- _Work required_: Check every line below for the word "Company" and give only the number of lines where it appears.

- _Supplied entries_:
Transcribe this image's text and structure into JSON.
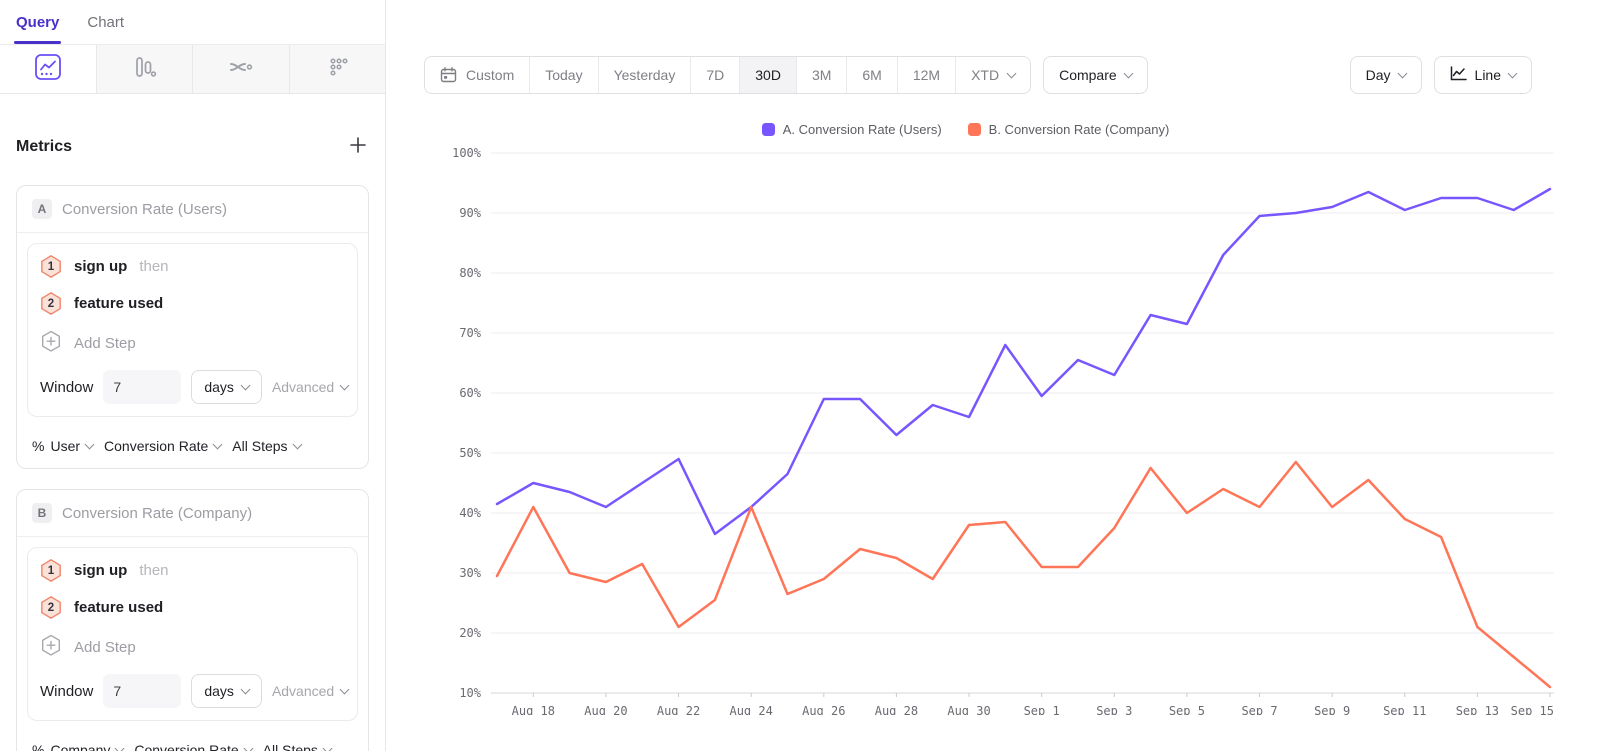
{
  "tabs": {
    "query": "Query",
    "chart": "Chart"
  },
  "chart_type_tabs": [
    {
      "name": "line-chart",
      "selected": true
    },
    {
      "name": "bar-chart",
      "selected": false
    },
    {
      "name": "flow-chart",
      "selected": false
    },
    {
      "name": "dots-grid",
      "selected": false
    }
  ],
  "icons": {
    "custom_range": "calendar-icon",
    "metrics_add": "plus-icon",
    "add_step": "hexagon-plus-icon",
    "dropdowns": "chevron-down-icon",
    "chart_style_button": "line-chart-icon"
  },
  "colors": {
    "accent_purple": "#4B2FC9",
    "series_a": "#7856FF",
    "series_b": "#FF7557"
  },
  "metrics": {
    "title": "Metrics",
    "add_button": "+",
    "cards": [
      {
        "badge": "A",
        "label": "Conversion Rate (Users)",
        "steps": [
          {
            "num": "1",
            "event": "sign up",
            "suffix": "then"
          },
          {
            "num": "2",
            "event": "feature used",
            "suffix": ""
          }
        ],
        "add_step_label": "Add Step",
        "window_label": "Window",
        "window_value": "7",
        "window_unit": "days",
        "advanced_label": "Advanced",
        "measure": {
          "prefix": "%",
          "entity": "User",
          "metric": "Conversion Rate",
          "steps": "All Steps"
        }
      },
      {
        "badge": "B",
        "label": "Conversion Rate (Company)",
        "steps": [
          {
            "num": "1",
            "event": "sign up",
            "suffix": "then"
          },
          {
            "num": "2",
            "event": "feature used",
            "suffix": ""
          }
        ],
        "add_step_label": "Add Step",
        "window_label": "Window",
        "window_value": "7",
        "window_unit": "days",
        "advanced_label": "Advanced",
        "measure": {
          "prefix": "%",
          "entity": "Company",
          "metric": "Conversion Rate",
          "steps": "All Steps"
        }
      }
    ]
  },
  "toolbar": {
    "ranges": [
      {
        "label": "Custom",
        "icon": "calendar",
        "active": false,
        "chevron": false
      },
      {
        "label": "Today",
        "icon": "",
        "active": false,
        "chevron": false
      },
      {
        "label": "Yesterday",
        "icon": "",
        "active": false,
        "chevron": false
      },
      {
        "label": "7D",
        "icon": "",
        "active": false,
        "chevron": false
      },
      {
        "label": "30D",
        "icon": "",
        "active": true,
        "chevron": false
      },
      {
        "label": "3M",
        "icon": "",
        "active": false,
        "chevron": false
      },
      {
        "label": "6M",
        "icon": "",
        "active": false,
        "chevron": false
      },
      {
        "label": "12M",
        "icon": "",
        "active": false,
        "chevron": false
      },
      {
        "label": "XTD",
        "icon": "",
        "active": false,
        "chevron": true
      }
    ],
    "compare_label": "Compare",
    "granularity_label": "Day",
    "chart_style_label": "Line"
  },
  "chart_data": {
    "type": "line",
    "x": [
      "Aug 17",
      "Aug 18",
      "Aug 19",
      "Aug 20",
      "Aug 21",
      "Aug 22",
      "Aug 23",
      "Aug 24",
      "Aug 25",
      "Aug 26",
      "Aug 27",
      "Aug 28",
      "Aug 29",
      "Aug 30",
      "Aug 31",
      "Sep 1",
      "Sep 2",
      "Sep 3",
      "Sep 4",
      "Sep 5",
      "Sep 6",
      "Sep 7",
      "Sep 8",
      "Sep 9",
      "Sep 10",
      "Sep 11",
      "Sep 12",
      "Sep 13",
      "Sep 14",
      "Sep 15"
    ],
    "xtick_labels": [
      "Aug 18",
      "Aug 20",
      "Aug 22",
      "Aug 24",
      "Aug 26",
      "Aug 28",
      "Aug 30",
      "Sep 1",
      "Sep 3",
      "Sep 5",
      "Sep 7",
      "Sep 9",
      "Sep 11",
      "Sep 13",
      "Sep 15"
    ],
    "ylim": [
      10,
      100
    ],
    "yticks": [
      100,
      90,
      80,
      70,
      60,
      50,
      40,
      30,
      20,
      10
    ],
    "y_format": "percent",
    "grid": true,
    "legend_position": "top-center",
    "series": [
      {
        "name": "A. Conversion Rate (Users)",
        "color": "#7856FF",
        "values": [
          41.5,
          45,
          43.5,
          41,
          45,
          49,
          36.5,
          41,
          46.5,
          59,
          59,
          53,
          58,
          56,
          68,
          59.5,
          65.5,
          63,
          73,
          71.5,
          83,
          89.5,
          90,
          91,
          93.5,
          90.5,
          92.5,
          92.5,
          90.5,
          94
        ]
      },
      {
        "name": "B. Conversion Rate (Company)",
        "color": "#FF7557",
        "values": [
          29.5,
          41,
          30,
          28.5,
          31.5,
          21,
          25.5,
          41,
          26.5,
          29,
          34,
          32.5,
          29,
          38,
          38.5,
          31,
          31,
          37.5,
          47.5,
          40,
          44,
          41,
          48.5,
          41,
          45.5,
          39,
          36,
          21,
          16,
          11
        ]
      }
    ]
  }
}
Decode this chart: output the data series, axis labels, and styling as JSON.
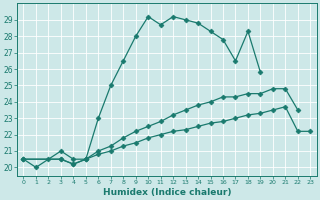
{
  "xlabel": "Humidex (Indice chaleur)",
  "xlim": [
    -0.5,
    23.5
  ],
  "ylim": [
    19.5,
    30.0
  ],
  "yticks": [
    20,
    21,
    22,
    23,
    24,
    25,
    26,
    27,
    28,
    29
  ],
  "xticks": [
    0,
    1,
    2,
    3,
    4,
    5,
    6,
    7,
    8,
    9,
    10,
    11,
    12,
    13,
    14,
    15,
    16,
    17,
    18,
    19,
    20,
    21,
    22,
    23
  ],
  "background_color": "#cde8e8",
  "grid_color": "#b0d4d4",
  "line_color": "#1a7a6e",
  "lines": [
    {
      "x": [
        0,
        1,
        2,
        3,
        4,
        5,
        6,
        7,
        8,
        9,
        10,
        11,
        12,
        13,
        14,
        15,
        16,
        17,
        18,
        19
      ],
      "y": [
        20.5,
        20.0,
        20.5,
        21.0,
        20.5,
        20.5,
        23.0,
        25.0,
        26.5,
        28.0,
        29.2,
        28.7,
        29.2,
        29.0,
        28.8,
        28.3,
        27.8,
        26.5,
        28.3,
        25.8
      ]
    },
    {
      "x": [
        0,
        3,
        4,
        5,
        6,
        7,
        8,
        9,
        10,
        11,
        12,
        13,
        14,
        15,
        16,
        17,
        18,
        19,
        20,
        21,
        22
      ],
      "y": [
        20.5,
        20.5,
        20.2,
        20.5,
        21.0,
        21.3,
        21.8,
        22.2,
        22.5,
        22.8,
        23.2,
        23.5,
        23.8,
        24.0,
        24.3,
        24.3,
        24.5,
        24.5,
        24.8,
        24.8,
        23.5
      ]
    },
    {
      "x": [
        0,
        3,
        4,
        5,
        6,
        7,
        8,
        9,
        10,
        11,
        12,
        13,
        14,
        15,
        16,
        17,
        18,
        19,
        20,
        21,
        22,
        23
      ],
      "y": [
        20.5,
        20.5,
        20.2,
        20.5,
        20.8,
        21.0,
        21.3,
        21.5,
        21.8,
        22.0,
        22.2,
        22.3,
        22.5,
        22.7,
        22.8,
        23.0,
        23.2,
        23.3,
        23.5,
        23.7,
        22.2,
        22.2
      ]
    }
  ]
}
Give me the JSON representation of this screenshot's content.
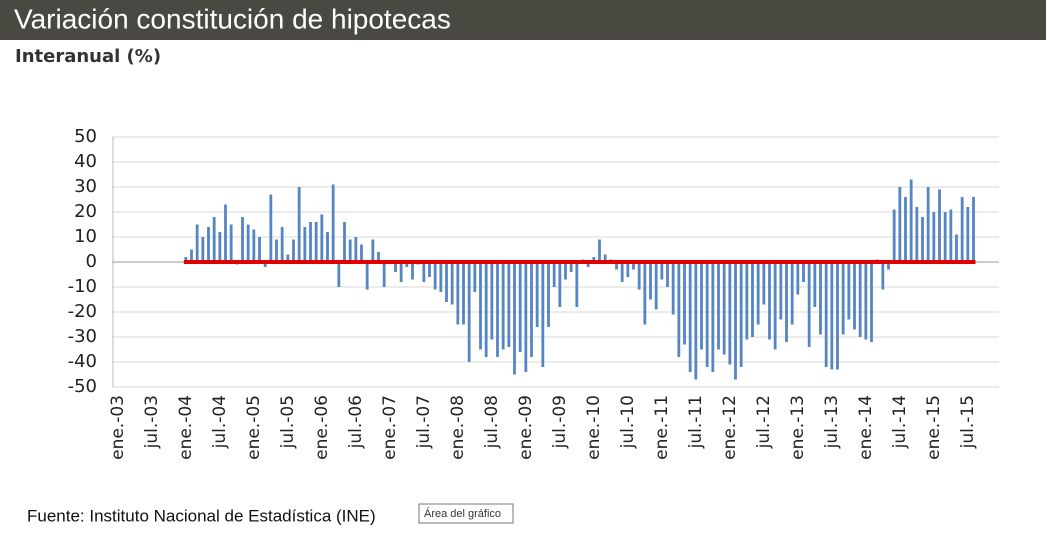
{
  "chart_data": {
    "type": "bar",
    "title": "Variación constitución de hipotecas",
    "subtitle": "Interanual (%)",
    "source": "Fuente: Instituto Nacional de Estadística (INE)",
    "tooltip": "Área del gráfico",
    "color": "#5585c2",
    "reference_line": {
      "value": 0,
      "color": "#e00000"
    },
    "grid": true,
    "ylim": [
      -50,
      50
    ],
    "yticks": [
      -50,
      -40,
      -30,
      -20,
      -10,
      0,
      10,
      20,
      30,
      40,
      50
    ],
    "categories": [
      "ene.-03",
      null,
      null,
      null,
      null,
      null,
      "jul.-03",
      null,
      null,
      null,
      null,
      null,
      "ene.-04",
      null,
      null,
      null,
      null,
      null,
      "jul.-04",
      null,
      null,
      null,
      null,
      null,
      "ene.-05",
      null,
      null,
      null,
      null,
      null,
      "jul.-05",
      null,
      null,
      null,
      null,
      null,
      "ene.-06",
      null,
      null,
      null,
      null,
      null,
      "jul.-06",
      null,
      null,
      null,
      null,
      null,
      "ene.-07",
      null,
      null,
      null,
      null,
      null,
      "jul.-07",
      null,
      null,
      null,
      null,
      null,
      "ene.-08",
      null,
      null,
      null,
      null,
      null,
      "jul.-08",
      null,
      null,
      null,
      null,
      null,
      "ene.-09",
      null,
      null,
      null,
      null,
      null,
      "jul.-09",
      null,
      null,
      null,
      null,
      null,
      "ene.-10",
      null,
      null,
      null,
      null,
      null,
      "jul.-10",
      null,
      null,
      null,
      null,
      null,
      "ene.-11",
      null,
      null,
      null,
      null,
      null,
      "jul.-11",
      null,
      null,
      null,
      null,
      null,
      "ene.-12",
      null,
      null,
      null,
      null,
      null,
      "jul.-12",
      null,
      null,
      null,
      null,
      null,
      "ene.-13",
      null,
      null,
      null,
      null,
      null,
      "jul.-13",
      null,
      null,
      null,
      null,
      null,
      "ene.-14",
      null,
      null,
      null,
      null,
      null,
      "jul.-14",
      null,
      null,
      null,
      null,
      null,
      "ene.-15",
      null,
      null,
      null,
      null,
      null,
      "jul.-15",
      null,
      null,
      null,
      null,
      null
    ],
    "values": [
      null,
      null,
      null,
      null,
      null,
      null,
      null,
      null,
      null,
      null,
      null,
      null,
      2,
      5,
      15,
      10,
      14,
      18,
      12,
      23,
      15,
      -1,
      18,
      15,
      13,
      10,
      -2,
      27,
      9,
      14,
      3,
      9,
      30,
      14,
      16,
      16,
      19,
      12,
      31,
      -10,
      16,
      9,
      10,
      7,
      -11,
      9,
      4,
      -10,
      0,
      -4,
      -8,
      -2,
      -7,
      -1,
      -8,
      -6,
      -11,
      -12,
      -16,
      -17,
      -25,
      -25,
      -40,
      -12,
      -35,
      -38,
      -31,
      -38,
      -35,
      -34,
      -45,
      -36,
      -44,
      -38,
      -26,
      -42,
      -26,
      -10,
      -18,
      -7,
      -4,
      -18,
      1,
      -2,
      2,
      9,
      3,
      1,
      -3,
      -8,
      -6,
      -3,
      -11,
      -25,
      -15,
      -19,
      -7,
      -10,
      -21,
      -38,
      -33,
      -44,
      -47,
      -35,
      -42,
      -44,
      -35,
      -37,
      -41,
      -47,
      -42,
      -31,
      -30,
      -25,
      -17,
      -31,
      -35,
      -23,
      -32,
      -25,
      -13,
      -8,
      -34,
      -18,
      -29,
      -42,
      -43,
      -43,
      -29,
      -23,
      -27,
      -30,
      -31,
      -32,
      1,
      -11,
      -3,
      21,
      30,
      26,
      33,
      22,
      18,
      30,
      20,
      29,
      20,
      21,
      11,
      26,
      22,
      26,
      null,
      null,
      null,
      null
    ]
  }
}
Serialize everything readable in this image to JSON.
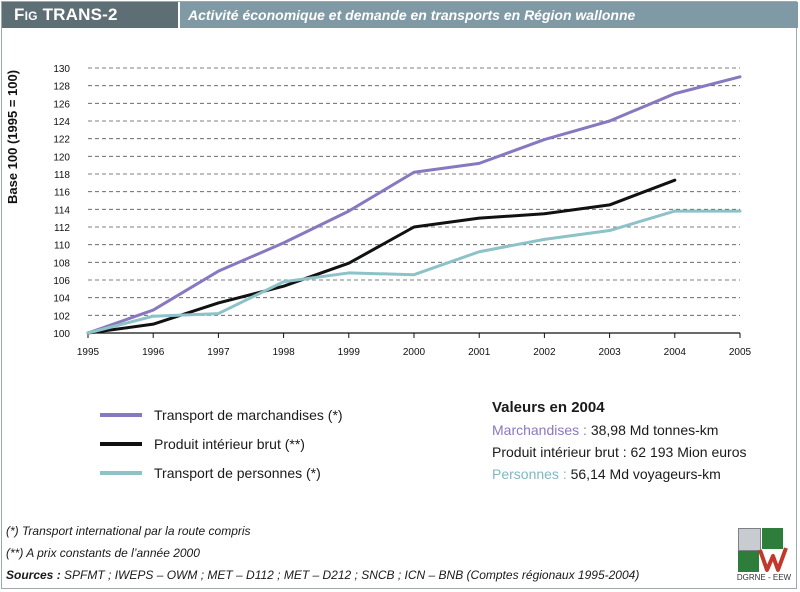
{
  "header": {
    "code_prefix": "Fig",
    "code": "TRANS-2",
    "title": "Activité économique et demande en transports en Région wallonne"
  },
  "chart_data": {
    "type": "line",
    "ylabel": "Base 100 (1995 = 100)",
    "xlabel": "",
    "x": [
      "1995",
      "1996",
      "1997",
      "1998",
      "1999",
      "2000",
      "2001",
      "2002",
      "2003",
      "2004",
      "2005"
    ],
    "ylim": [
      100,
      130
    ],
    "yticks": [
      100,
      102,
      104,
      106,
      108,
      110,
      112,
      114,
      116,
      118,
      120,
      122,
      124,
      126,
      128,
      130
    ],
    "grid": "horizontal-dashed",
    "series": [
      {
        "name": "Transport de marchandises (*)",
        "color": "#8878c0",
        "values": [
          100,
          102.6,
          107,
          110.2,
          113.8,
          118.2,
          119.2,
          121.9,
          124,
          127.1,
          129
        ]
      },
      {
        "name": "Produit intérieur brut (**)",
        "color": "#111111",
        "values": [
          100,
          101,
          103.4,
          105.3,
          107.9,
          112,
          113,
          113.5,
          114.5,
          117.3,
          null
        ]
      },
      {
        "name": "Transport de personnes (*)",
        "color": "#8cc2c8",
        "values": [
          100,
          101.9,
          102.2,
          105.8,
          106.8,
          106.6,
          109.2,
          110.6,
          111.6,
          113.8,
          113.8
        ]
      }
    ]
  },
  "values_box": {
    "title": "Valeurs en 2004",
    "lines": [
      {
        "label": "Marchandises :",
        "value": " 38,98 Md tonnes-km",
        "label_color": "#8878c0"
      },
      {
        "label": "Produit intérieur brut :",
        "value": " 62 193 Mion euros",
        "label_color": "#1a1a1a"
      },
      {
        "label": "Personnes :",
        "value": " 56,14 Md voyageurs-km",
        "label_color": "#7fb8c2"
      }
    ]
  },
  "notes": {
    "note1": "(*) Transport international par la route compris",
    "note2": "(**) A prix constants de l’année 2000",
    "sources_label": "Sources :",
    "sources_text": " SPFMT ; IWEPS – OWM ; MET – D112 ; MET – D212 ; SNCB ; ICN – BNB (Comptes régionaux 1995-2004)"
  },
  "logo": {
    "text": "DGRNE - EEW"
  }
}
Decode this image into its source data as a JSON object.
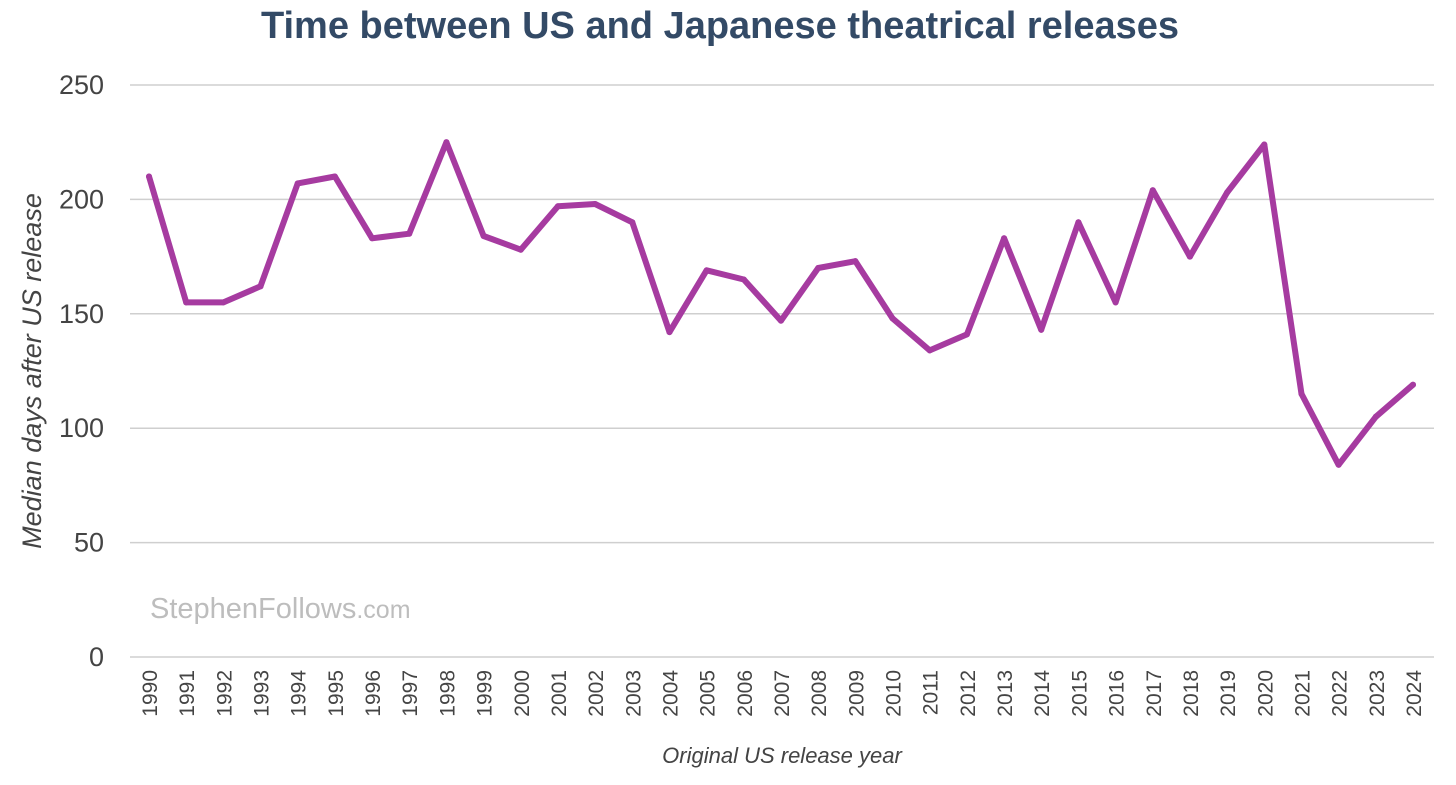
{
  "chart_data": {
    "type": "line",
    "title": "Time between US and Japanese theatrical releases",
    "xlabel": "Original US release year",
    "ylabel": "Median days after US release",
    "ylim": [
      0,
      250
    ],
    "yticks": [
      "0",
      "50",
      "100",
      "150",
      "200",
      "250"
    ],
    "grid": true,
    "legend": "none",
    "categories": [
      "1990",
      "1991",
      "1992",
      "1993",
      "1994",
      "1995",
      "1996",
      "1997",
      "1998",
      "1999",
      "2000",
      "2001",
      "2002",
      "2003",
      "2004",
      "2005",
      "2006",
      "2007",
      "2008",
      "2009",
      "2010",
      "2011",
      "2012",
      "2013",
      "2014",
      "2015",
      "2016",
      "2017",
      "2018",
      "2019",
      "2020",
      "2021",
      "2022",
      "2023",
      "2024"
    ],
    "series": [
      {
        "color": "#a63ba0",
        "values": [
          210,
          155,
          155,
          162,
          207,
          210,
          183,
          185,
          225,
          184,
          178,
          197,
          198,
          190,
          142,
          169,
          165,
          147,
          170,
          173,
          148,
          134,
          141,
          183,
          143,
          190,
          155,
          204,
          175,
          203,
          224,
          115,
          84,
          105,
          119
        ]
      }
    ]
  },
  "watermark": {
    "brand": "StephenFollows",
    "suffix": ".com"
  },
  "colors": {
    "title": "#334a66",
    "line": "#a63ba0",
    "grid": "#cfcfcf",
    "text": "#444444",
    "watermark": "#bdbdbd"
  }
}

- _Solved problem_: 3